▶ Stated goal: Below is the data. Give it again, complete and exact.

Stored data entries:
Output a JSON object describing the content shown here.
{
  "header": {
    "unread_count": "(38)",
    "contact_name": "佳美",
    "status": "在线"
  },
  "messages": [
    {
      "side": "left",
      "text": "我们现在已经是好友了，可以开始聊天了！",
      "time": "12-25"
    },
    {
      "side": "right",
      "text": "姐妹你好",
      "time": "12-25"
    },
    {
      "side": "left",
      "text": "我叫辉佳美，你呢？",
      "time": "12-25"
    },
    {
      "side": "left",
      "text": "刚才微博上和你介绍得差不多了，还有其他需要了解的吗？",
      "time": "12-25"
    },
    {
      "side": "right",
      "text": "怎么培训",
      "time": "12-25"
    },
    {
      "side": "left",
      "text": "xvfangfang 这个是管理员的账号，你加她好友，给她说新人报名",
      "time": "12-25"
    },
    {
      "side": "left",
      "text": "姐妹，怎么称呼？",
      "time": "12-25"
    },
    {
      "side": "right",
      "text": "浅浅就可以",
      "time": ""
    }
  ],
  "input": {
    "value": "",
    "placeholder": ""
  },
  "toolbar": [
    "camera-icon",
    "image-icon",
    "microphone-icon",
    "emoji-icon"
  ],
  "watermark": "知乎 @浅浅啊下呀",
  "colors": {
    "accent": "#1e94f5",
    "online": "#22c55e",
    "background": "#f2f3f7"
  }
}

▶ Solution to this task:
Output a JSON object describing the content shown here.
{
  "header": {
    "unread_count": "(38)",
    "contact_name": "佳美",
    "status": "在线"
  },
  "messages": [
    {
      "side": "left",
      "text": "我们现在已经是好友了，可以开始聊天了！",
      "time": "12-25"
    },
    {
      "side": "right",
      "text": "姐妹你好",
      "time": "12-25"
    },
    {
      "side": "left",
      "text": "我叫辉佳美，你呢？",
      "time": "12-25"
    },
    {
      "side": "left",
      "text": "刚才微博上和你介绍得差不多了，还有其他需要了解的吗？",
      "time": "12-25"
    },
    {
      "side": "right",
      "text": "怎么培训",
      "time": "12-25"
    },
    {
      "side": "left",
      "text": "xvfangfang 这个是管理员的账号，你加她好友，给她说新人报名",
      "time": "12-25"
    },
    {
      "side": "left",
      "text": "姐妹，怎么称呼？",
      "time": "12-25"
    },
    {
      "side": "right",
      "text": "浅浅就可以",
      "time": ""
    }
  ],
  "input": {
    "value": "",
    "placeholder": ""
  },
  "toolbar": [
    "camera-icon",
    "image-icon",
    "microphone-icon",
    "emoji-icon"
  ],
  "watermark": "知乎 @浅浅啊下呀",
  "colors": {
    "accent": "#1e94f5",
    "online": "#22c55e",
    "background": "#f2f3f7"
  }
}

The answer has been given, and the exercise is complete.